▸ Your goal: Copy each line that contains the string "运用了乘法".

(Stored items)

###

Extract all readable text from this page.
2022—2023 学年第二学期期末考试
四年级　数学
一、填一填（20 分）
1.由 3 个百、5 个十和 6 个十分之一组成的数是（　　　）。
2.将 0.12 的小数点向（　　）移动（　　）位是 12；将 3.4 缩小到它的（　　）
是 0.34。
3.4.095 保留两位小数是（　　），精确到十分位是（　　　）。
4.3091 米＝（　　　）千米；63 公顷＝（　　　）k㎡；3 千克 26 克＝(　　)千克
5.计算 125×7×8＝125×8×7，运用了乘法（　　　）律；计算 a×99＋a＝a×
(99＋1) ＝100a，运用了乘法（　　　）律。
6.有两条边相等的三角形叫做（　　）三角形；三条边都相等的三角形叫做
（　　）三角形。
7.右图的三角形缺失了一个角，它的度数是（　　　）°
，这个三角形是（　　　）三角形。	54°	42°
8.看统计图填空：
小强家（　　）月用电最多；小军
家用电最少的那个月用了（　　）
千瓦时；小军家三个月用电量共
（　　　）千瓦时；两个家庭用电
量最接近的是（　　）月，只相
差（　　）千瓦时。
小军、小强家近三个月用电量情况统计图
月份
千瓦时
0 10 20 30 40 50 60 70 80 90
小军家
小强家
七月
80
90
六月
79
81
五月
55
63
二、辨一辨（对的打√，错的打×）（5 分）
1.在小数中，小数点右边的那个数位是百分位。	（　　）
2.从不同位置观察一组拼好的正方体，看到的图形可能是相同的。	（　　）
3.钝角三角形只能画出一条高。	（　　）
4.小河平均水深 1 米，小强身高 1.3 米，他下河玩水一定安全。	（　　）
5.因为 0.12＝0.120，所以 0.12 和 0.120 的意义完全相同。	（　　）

###

▸ In response:
5.计算 125×7×8＝125×8×7，运用了乘法（　　　）律；计算 a×99＋a＝a×
(99＋1) ＝100a，运用了乘法（　　　）律。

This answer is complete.